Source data
** START **

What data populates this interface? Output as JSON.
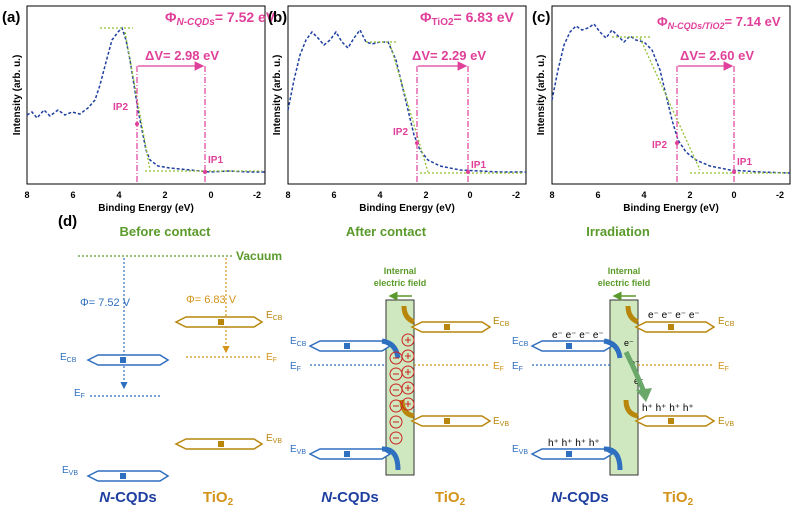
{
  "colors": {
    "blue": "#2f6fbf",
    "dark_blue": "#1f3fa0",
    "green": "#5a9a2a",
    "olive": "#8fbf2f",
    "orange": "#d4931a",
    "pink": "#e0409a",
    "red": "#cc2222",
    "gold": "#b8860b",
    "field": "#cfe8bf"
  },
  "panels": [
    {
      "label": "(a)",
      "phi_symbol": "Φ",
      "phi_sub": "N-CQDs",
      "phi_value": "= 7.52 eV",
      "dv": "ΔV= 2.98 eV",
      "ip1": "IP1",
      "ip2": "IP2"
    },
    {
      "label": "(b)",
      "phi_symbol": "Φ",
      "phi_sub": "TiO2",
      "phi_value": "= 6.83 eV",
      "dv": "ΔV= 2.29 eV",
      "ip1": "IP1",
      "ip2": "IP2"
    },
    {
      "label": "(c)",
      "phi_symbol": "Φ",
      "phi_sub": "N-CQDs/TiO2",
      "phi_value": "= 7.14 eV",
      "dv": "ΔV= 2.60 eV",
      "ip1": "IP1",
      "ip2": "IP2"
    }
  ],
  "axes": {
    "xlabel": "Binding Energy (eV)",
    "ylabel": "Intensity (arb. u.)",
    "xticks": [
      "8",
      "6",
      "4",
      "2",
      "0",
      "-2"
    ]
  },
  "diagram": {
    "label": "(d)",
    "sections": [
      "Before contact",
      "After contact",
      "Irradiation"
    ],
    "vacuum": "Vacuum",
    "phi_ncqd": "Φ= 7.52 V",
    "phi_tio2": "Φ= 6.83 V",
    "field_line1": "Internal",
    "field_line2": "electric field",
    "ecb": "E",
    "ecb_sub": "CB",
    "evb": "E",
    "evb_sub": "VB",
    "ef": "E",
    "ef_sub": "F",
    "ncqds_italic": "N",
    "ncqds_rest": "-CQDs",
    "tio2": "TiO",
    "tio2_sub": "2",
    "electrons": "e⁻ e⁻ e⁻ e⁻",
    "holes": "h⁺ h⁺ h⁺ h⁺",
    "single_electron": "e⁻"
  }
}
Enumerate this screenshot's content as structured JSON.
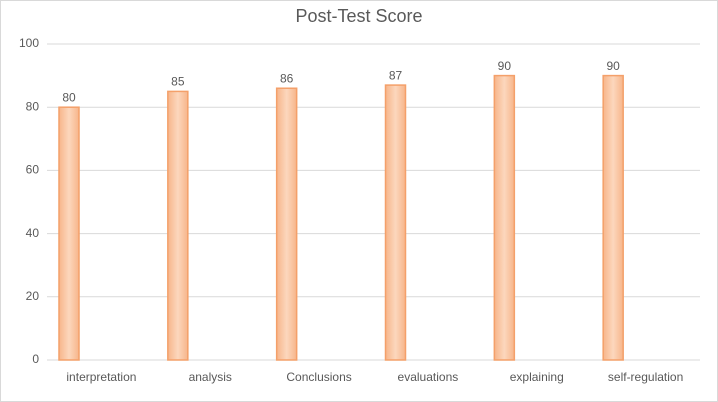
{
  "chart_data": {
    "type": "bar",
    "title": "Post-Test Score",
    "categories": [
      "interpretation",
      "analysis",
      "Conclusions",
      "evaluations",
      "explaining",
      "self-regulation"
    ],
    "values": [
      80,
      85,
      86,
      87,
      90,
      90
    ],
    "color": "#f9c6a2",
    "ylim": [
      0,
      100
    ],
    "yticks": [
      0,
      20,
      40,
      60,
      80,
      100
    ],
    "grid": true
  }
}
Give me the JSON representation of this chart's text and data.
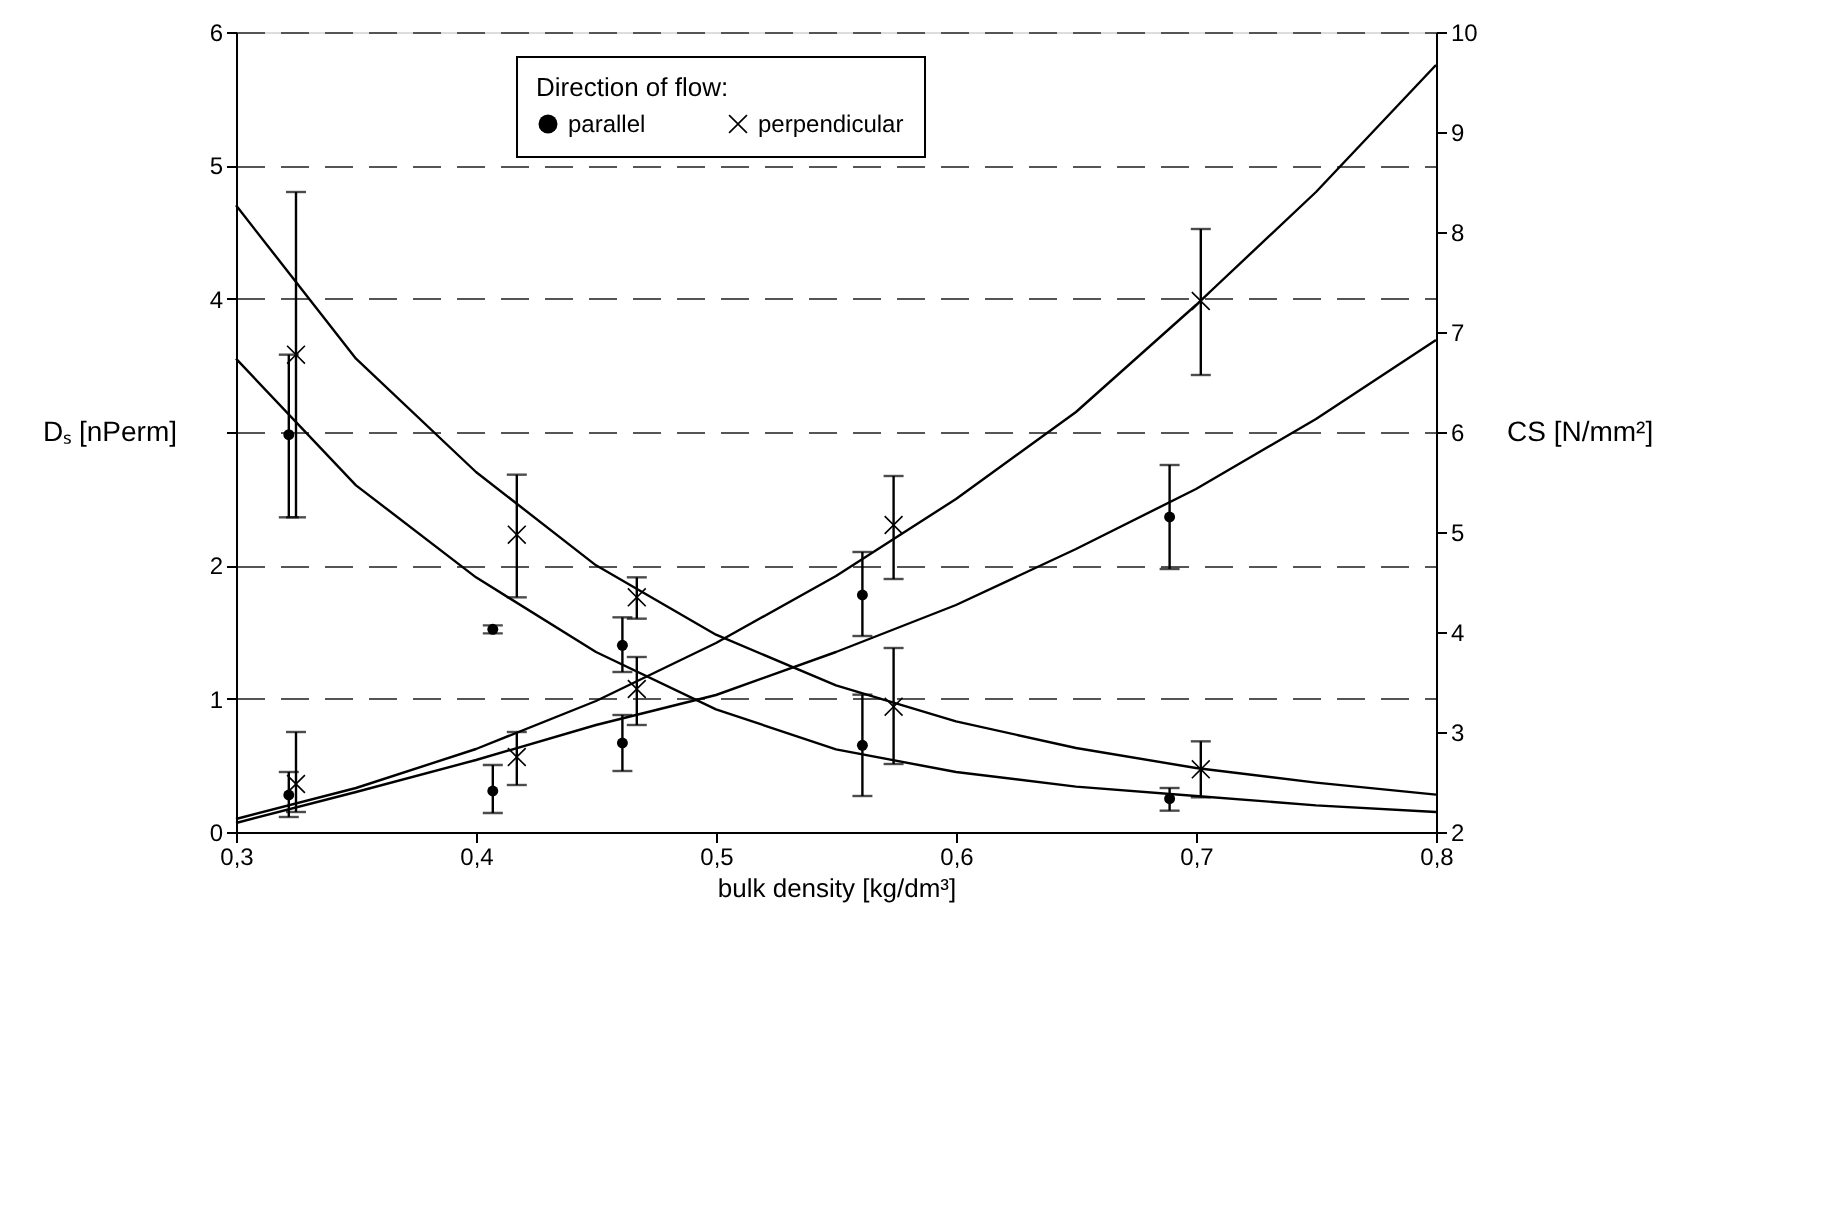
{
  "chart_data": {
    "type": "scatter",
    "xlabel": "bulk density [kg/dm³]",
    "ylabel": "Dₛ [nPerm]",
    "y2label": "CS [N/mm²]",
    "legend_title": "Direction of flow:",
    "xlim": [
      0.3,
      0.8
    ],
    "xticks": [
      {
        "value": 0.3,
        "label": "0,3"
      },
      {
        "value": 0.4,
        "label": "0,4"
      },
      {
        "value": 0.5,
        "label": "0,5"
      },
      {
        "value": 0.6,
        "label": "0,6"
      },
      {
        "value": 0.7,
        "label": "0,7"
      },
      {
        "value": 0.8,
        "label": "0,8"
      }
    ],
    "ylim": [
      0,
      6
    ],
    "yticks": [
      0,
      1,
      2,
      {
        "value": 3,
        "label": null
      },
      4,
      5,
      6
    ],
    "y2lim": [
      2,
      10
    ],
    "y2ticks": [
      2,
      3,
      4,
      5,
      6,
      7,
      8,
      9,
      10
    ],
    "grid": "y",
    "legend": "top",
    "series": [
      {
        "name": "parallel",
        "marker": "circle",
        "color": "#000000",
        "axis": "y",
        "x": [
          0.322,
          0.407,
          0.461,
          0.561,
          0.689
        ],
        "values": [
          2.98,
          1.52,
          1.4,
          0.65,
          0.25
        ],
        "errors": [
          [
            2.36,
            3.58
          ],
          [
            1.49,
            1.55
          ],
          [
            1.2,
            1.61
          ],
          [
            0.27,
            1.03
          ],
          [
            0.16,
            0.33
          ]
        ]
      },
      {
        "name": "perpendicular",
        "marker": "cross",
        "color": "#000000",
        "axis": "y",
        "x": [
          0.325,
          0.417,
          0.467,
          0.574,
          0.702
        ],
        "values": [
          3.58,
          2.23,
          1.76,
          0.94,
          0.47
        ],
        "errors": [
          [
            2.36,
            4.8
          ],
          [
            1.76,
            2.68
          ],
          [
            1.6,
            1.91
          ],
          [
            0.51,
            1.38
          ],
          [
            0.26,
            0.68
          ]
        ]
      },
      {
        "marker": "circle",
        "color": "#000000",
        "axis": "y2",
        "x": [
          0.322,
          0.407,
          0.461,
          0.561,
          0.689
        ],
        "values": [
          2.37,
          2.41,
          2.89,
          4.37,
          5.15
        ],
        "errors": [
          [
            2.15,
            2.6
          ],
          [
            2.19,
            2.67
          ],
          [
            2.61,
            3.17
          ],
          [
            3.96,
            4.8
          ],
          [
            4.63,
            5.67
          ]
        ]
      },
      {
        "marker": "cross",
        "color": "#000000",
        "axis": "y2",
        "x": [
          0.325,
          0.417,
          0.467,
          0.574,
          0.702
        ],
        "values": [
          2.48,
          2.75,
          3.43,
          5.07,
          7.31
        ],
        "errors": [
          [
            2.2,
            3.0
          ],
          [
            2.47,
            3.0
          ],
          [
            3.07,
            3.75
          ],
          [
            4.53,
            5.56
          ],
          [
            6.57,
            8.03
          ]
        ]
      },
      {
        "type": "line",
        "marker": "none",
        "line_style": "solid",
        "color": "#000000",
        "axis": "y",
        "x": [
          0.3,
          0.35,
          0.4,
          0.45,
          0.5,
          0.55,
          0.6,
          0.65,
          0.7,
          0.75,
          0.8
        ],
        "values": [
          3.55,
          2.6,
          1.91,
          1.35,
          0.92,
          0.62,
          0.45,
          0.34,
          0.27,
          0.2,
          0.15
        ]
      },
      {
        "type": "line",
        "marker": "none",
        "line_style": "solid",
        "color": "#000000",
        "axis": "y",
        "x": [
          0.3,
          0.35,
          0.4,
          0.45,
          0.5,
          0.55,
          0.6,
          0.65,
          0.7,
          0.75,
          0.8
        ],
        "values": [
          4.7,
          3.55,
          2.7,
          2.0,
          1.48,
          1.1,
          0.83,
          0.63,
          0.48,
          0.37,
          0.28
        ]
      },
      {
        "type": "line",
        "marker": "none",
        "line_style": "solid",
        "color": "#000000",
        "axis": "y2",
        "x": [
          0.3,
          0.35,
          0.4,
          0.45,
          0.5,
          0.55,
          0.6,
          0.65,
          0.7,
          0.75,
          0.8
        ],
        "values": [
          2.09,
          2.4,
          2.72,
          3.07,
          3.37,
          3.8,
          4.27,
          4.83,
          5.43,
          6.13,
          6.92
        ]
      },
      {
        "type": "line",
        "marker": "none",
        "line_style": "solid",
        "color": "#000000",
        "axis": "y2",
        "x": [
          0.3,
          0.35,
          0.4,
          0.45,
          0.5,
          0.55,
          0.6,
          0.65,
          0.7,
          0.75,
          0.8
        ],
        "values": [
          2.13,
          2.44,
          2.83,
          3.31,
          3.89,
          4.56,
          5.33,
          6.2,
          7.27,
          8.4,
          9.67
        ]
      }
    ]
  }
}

** END **
** START **

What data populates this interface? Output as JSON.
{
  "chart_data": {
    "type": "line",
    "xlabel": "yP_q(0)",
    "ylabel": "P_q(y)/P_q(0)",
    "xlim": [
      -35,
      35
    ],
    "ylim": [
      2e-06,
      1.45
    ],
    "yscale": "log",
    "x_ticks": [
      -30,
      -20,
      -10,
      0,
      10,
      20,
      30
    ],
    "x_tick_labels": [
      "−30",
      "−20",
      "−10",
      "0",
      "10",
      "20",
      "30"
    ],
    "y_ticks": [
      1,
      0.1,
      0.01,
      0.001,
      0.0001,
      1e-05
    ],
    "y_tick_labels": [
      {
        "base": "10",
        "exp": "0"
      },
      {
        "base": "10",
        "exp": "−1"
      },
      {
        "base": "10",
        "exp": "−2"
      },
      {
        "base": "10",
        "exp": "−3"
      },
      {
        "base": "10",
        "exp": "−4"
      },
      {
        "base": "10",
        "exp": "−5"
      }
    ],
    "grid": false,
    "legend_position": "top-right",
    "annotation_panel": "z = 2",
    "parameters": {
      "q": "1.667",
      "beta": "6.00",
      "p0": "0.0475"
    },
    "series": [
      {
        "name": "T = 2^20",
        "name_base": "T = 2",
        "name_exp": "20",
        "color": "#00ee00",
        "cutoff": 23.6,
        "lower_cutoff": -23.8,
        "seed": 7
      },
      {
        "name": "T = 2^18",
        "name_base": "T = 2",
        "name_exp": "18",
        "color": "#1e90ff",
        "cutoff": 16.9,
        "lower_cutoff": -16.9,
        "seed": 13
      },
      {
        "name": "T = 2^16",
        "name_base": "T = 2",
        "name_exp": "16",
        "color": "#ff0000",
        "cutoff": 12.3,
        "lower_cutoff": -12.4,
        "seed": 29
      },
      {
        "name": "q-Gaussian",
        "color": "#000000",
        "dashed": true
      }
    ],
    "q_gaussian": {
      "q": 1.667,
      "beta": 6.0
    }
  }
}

** END **
** START **

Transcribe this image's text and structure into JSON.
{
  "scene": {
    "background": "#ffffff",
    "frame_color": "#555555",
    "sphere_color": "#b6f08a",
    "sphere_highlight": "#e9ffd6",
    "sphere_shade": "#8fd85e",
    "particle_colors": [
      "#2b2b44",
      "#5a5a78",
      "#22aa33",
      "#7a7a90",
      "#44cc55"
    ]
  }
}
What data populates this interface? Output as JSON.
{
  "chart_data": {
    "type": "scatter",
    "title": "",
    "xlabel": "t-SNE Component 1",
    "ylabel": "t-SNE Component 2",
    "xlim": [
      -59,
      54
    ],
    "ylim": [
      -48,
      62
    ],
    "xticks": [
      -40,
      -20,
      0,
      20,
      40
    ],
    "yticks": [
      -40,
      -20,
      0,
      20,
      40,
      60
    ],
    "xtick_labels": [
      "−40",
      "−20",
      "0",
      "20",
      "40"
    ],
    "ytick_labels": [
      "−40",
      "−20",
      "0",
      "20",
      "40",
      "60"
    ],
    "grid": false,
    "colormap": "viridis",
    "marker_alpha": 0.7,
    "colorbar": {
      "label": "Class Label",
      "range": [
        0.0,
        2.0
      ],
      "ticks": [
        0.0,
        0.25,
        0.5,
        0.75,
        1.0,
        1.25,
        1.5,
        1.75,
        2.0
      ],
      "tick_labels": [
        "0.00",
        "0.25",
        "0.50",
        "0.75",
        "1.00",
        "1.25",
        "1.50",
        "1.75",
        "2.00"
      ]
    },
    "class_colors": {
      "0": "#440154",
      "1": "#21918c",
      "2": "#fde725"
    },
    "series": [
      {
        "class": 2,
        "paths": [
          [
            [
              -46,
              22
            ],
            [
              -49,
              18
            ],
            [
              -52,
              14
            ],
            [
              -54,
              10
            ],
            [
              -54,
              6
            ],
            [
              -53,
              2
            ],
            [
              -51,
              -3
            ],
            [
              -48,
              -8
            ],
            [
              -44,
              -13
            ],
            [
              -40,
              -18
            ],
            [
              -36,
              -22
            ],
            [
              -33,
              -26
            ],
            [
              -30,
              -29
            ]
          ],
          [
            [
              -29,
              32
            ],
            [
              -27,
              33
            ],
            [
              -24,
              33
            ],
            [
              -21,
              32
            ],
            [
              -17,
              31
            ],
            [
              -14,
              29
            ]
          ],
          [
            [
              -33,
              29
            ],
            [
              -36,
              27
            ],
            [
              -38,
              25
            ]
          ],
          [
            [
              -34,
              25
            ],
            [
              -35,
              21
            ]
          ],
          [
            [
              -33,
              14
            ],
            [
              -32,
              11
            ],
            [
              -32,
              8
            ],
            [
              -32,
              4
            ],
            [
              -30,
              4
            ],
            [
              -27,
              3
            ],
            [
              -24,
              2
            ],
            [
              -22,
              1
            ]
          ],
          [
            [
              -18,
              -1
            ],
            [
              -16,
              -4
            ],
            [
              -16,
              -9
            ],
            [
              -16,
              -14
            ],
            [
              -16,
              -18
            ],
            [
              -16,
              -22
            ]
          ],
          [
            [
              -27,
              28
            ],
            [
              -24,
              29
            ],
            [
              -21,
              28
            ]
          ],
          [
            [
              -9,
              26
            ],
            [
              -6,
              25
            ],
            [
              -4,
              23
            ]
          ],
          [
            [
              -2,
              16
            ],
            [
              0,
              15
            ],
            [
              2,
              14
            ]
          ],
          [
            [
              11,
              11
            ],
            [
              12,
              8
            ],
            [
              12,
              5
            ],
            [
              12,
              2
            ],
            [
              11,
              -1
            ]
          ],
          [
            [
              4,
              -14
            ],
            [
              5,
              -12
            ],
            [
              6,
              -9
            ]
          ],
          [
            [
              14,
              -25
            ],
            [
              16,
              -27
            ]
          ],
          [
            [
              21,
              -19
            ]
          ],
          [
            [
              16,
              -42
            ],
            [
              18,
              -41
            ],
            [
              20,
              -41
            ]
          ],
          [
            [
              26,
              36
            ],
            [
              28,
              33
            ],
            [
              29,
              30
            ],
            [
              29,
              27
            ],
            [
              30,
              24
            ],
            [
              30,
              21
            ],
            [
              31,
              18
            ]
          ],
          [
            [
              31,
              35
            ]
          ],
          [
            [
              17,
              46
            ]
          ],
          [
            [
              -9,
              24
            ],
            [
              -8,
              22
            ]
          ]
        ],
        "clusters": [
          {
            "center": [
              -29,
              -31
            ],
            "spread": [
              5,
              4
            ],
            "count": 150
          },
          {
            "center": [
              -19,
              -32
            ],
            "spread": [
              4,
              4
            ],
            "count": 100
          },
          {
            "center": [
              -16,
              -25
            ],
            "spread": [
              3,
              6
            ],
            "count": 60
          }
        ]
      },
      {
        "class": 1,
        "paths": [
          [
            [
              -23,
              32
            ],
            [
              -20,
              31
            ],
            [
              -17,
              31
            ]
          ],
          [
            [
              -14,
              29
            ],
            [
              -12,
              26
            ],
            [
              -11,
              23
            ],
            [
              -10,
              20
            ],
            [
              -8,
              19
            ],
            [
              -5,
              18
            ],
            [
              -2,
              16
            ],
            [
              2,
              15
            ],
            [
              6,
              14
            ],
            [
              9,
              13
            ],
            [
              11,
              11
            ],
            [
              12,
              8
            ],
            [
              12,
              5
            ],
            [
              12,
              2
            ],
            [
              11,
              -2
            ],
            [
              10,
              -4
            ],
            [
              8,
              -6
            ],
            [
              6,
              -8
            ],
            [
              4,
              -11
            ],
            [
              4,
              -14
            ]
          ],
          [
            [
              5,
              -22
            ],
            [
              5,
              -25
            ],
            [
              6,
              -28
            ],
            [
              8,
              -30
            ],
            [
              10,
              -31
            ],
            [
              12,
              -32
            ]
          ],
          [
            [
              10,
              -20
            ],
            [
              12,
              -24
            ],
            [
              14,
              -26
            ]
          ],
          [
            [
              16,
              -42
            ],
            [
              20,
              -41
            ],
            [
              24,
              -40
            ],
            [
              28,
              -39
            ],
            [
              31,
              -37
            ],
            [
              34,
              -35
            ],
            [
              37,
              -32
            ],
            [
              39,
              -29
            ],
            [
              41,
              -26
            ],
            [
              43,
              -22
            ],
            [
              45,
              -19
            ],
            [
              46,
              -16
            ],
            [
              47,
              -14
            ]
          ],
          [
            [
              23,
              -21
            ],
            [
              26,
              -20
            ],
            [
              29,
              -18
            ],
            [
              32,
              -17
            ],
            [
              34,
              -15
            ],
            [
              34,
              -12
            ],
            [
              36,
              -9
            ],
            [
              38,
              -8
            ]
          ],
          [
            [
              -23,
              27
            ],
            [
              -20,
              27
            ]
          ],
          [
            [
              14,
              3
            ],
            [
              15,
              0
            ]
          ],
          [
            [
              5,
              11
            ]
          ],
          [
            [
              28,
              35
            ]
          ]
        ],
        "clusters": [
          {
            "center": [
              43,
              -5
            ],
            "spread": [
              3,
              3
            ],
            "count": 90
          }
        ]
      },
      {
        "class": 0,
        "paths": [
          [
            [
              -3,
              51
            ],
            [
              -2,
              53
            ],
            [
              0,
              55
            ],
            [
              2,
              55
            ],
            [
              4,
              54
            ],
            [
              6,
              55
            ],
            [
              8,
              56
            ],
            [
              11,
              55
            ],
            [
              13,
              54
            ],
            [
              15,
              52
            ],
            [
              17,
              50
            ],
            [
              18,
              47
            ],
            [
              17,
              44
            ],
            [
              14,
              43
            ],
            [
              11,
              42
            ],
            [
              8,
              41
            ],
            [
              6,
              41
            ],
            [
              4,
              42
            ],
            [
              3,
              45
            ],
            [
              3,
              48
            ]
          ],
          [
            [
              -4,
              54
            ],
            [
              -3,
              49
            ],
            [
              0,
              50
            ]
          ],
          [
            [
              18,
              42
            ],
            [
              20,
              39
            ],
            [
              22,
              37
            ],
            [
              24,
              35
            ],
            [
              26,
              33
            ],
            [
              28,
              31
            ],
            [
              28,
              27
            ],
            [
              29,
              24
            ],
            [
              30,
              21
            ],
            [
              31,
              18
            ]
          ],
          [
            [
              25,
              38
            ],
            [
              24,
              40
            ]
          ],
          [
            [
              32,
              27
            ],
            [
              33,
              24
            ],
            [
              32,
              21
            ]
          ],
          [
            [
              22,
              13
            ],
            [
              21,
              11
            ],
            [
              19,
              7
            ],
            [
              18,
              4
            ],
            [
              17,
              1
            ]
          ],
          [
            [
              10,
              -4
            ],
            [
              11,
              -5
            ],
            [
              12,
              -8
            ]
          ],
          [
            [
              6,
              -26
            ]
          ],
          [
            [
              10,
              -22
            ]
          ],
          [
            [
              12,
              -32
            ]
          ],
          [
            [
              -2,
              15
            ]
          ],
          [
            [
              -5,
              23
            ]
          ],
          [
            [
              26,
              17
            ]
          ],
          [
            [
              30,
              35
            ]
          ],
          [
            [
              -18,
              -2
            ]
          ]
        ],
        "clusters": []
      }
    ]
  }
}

** END **

PROBLEM. Of the lines above, how many include the word "count"? Reply with the number alone.

PROBLEM SOLUTION. 4